— START OF Supplied entries —
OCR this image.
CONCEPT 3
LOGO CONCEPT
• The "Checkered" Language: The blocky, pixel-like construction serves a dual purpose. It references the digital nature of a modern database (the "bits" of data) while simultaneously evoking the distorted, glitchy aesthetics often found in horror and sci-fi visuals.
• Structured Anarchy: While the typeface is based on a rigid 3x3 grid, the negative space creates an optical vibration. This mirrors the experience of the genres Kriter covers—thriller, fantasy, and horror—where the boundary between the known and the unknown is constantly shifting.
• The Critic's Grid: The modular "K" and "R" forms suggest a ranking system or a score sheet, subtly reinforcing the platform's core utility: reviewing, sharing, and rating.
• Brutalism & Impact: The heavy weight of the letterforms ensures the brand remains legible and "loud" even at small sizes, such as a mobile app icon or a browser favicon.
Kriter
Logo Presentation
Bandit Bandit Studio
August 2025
— END OF Supplied entries —
Reproduce the records above exactly.

OCR this image.
CONCEPT 3
LOGO CONCEPT
• The "Checkered" Language: The blocky, pixel-like construction serves a dual purpose. It references the digital nature of a modern database (the "bits" of data) while simultaneously evoking the distorted, glitchy aesthetics often found in horror and sci-fi visuals.
• Structured Anarchy: While the typeface is based on a rigid 3x3 grid, the negative space creates an optical vibration. This mirrors the experience of the genres Kriter covers—thriller, fantasy, and horror—where the boundary between the known and the unknown is constantly shifting.
• The Critic's Grid: The modular "K" and "R" forms suggest a ranking system or a score sheet, subtly reinforcing the platform's core utility: reviewing, sharing, and rating.
• Brutalism & Impact: The heavy weight of the letterforms ensures the brand remains legible and "loud" even at small sizes, such as a mobile app icon or a browser favicon.
Kriter
Logo Presentation
Bandit Bandit Studio
August 2025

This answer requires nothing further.